WHAT THE EXERCISE ASKS =
Reproduce the entire listing below line for line, with every character unchanged.

RECORDS SHOWN =
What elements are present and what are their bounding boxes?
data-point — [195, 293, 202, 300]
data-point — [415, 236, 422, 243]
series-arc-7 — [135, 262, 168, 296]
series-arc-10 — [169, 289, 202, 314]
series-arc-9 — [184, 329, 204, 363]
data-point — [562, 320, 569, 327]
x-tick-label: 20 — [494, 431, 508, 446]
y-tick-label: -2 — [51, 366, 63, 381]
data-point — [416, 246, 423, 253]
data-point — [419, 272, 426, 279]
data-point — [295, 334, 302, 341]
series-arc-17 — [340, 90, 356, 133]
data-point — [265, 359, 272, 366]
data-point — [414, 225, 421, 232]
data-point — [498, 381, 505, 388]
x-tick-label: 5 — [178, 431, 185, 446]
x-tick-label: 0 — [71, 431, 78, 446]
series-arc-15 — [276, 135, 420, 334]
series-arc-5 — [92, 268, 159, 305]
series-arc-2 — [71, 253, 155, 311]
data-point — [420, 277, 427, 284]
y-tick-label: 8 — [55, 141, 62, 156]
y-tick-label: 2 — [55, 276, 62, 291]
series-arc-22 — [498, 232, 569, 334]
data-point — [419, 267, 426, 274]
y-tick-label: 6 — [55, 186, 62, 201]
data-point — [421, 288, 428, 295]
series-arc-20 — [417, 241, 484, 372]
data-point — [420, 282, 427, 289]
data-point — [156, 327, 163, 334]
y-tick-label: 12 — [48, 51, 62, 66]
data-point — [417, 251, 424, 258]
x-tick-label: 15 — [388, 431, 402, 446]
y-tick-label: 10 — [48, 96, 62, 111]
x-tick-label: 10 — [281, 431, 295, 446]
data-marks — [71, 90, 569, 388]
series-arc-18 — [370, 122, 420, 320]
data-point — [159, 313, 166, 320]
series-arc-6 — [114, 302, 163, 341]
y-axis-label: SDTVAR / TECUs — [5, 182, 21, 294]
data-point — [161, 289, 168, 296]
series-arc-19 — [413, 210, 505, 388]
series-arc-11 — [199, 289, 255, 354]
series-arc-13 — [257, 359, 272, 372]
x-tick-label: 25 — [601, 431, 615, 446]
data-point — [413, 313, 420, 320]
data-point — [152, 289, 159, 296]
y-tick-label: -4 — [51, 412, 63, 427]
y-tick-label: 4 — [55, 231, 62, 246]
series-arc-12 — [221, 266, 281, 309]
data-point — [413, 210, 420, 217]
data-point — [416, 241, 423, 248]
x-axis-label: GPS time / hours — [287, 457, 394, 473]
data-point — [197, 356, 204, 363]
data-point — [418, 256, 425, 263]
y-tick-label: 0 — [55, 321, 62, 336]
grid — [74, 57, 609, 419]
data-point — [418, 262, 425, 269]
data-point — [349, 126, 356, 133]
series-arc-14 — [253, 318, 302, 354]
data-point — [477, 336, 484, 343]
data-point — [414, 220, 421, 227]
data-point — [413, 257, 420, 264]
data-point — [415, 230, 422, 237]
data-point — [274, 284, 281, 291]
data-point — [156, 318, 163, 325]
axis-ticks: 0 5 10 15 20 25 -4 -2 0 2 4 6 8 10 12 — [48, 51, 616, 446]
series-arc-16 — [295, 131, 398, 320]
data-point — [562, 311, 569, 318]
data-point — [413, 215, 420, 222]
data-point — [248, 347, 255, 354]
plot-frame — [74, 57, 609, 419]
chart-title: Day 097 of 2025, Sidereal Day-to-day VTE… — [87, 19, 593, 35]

TASK RESULT =
What elements are present and what are their bounding boxes?
data-point — [195, 293, 202, 300]
data-point — [415, 236, 422, 243]
series-arc-7 — [135, 262, 168, 296]
series-arc-10 — [169, 289, 202, 314]
series-arc-9 — [184, 329, 204, 363]
data-point — [562, 320, 569, 327]
x-tick-label: 20 — [494, 431, 508, 446]
y-tick-label: -2 — [51, 366, 63, 381]
data-point — [416, 246, 423, 253]
data-point — [419, 272, 426, 279]
data-point — [295, 334, 302, 341]
series-arc-17 — [340, 90, 356, 133]
data-point — [265, 359, 272, 366]
data-point — [414, 225, 421, 232]
data-point — [498, 381, 505, 388]
x-tick-label: 5 — [178, 431, 185, 446]
x-tick-label: 0 — [71, 431, 78, 446]
series-arc-15 — [276, 135, 420, 334]
series-arc-5 — [92, 268, 159, 305]
series-arc-2 — [71, 253, 155, 311]
data-point — [420, 277, 427, 284]
y-tick-label: 8 — [55, 141, 62, 156]
y-tick-label: 2 — [55, 276, 62, 291]
series-arc-22 — [498, 232, 569, 334]
data-point — [419, 267, 426, 274]
y-tick-label: 6 — [55, 186, 62, 201]
data-point — [421, 288, 428, 295]
series-arc-20 — [417, 241, 484, 372]
data-point — [420, 282, 427, 289]
data-point — [156, 327, 163, 334]
y-tick-label: 12 — [48, 51, 62, 66]
data-point — [417, 251, 424, 258]
x-tick-label: 15 — [388, 431, 402, 446]
y-tick-label: 10 — [48, 96, 62, 111]
x-tick-label: 10 — [281, 431, 295, 446]
data-marks — [71, 90, 569, 388]
series-arc-18 — [370, 122, 420, 320]
data-point — [159, 313, 166, 320]
series-arc-6 — [114, 302, 163, 341]
y-axis-label: SDTVAR / TECUs — [5, 182, 21, 294]
data-point — [161, 289, 168, 296]
series-arc-19 — [413, 210, 505, 388]
series-arc-11 — [199, 289, 255, 354]
series-arc-13 — [257, 359, 272, 372]
x-tick-label: 25 — [601, 431, 615, 446]
data-point — [413, 313, 420, 320]
data-point — [152, 289, 159, 296]
y-tick-label: -4 — [51, 412, 63, 427]
y-tick-label: 4 — [55, 231, 62, 246]
series-arc-12 — [221, 266, 281, 309]
data-point — [413, 210, 420, 217]
data-point — [416, 241, 423, 248]
x-axis-label: GPS time / hours — [287, 457, 394, 473]
data-point — [197, 356, 204, 363]
data-point — [418, 256, 425, 263]
y-tick-label: 0 — [55, 321, 62, 336]
grid — [74, 57, 609, 419]
data-point — [418, 262, 425, 269]
data-point — [349, 126, 356, 133]
series-arc-14 — [253, 318, 302, 354]
data-point — [477, 336, 484, 343]
data-point — [414, 220, 421, 227]
data-point — [413, 257, 420, 264]
data-point — [415, 230, 422, 237]
data-point — [274, 284, 281, 291]
data-point — [156, 318, 163, 325]
axis-ticks: 0 5 10 15 20 25 -4 -2 0 2 4 6 8 10 12 — [48, 51, 616, 446]
series-arc-16 — [295, 131, 398, 320]
data-point — [562, 311, 569, 318]
data-point — [413, 215, 420, 222]
data-point — [248, 347, 255, 354]
plot-frame — [74, 57, 609, 419]
chart-title: Day 097 of 2025, Sidereal Day-to-day VTE… — [87, 19, 593, 35]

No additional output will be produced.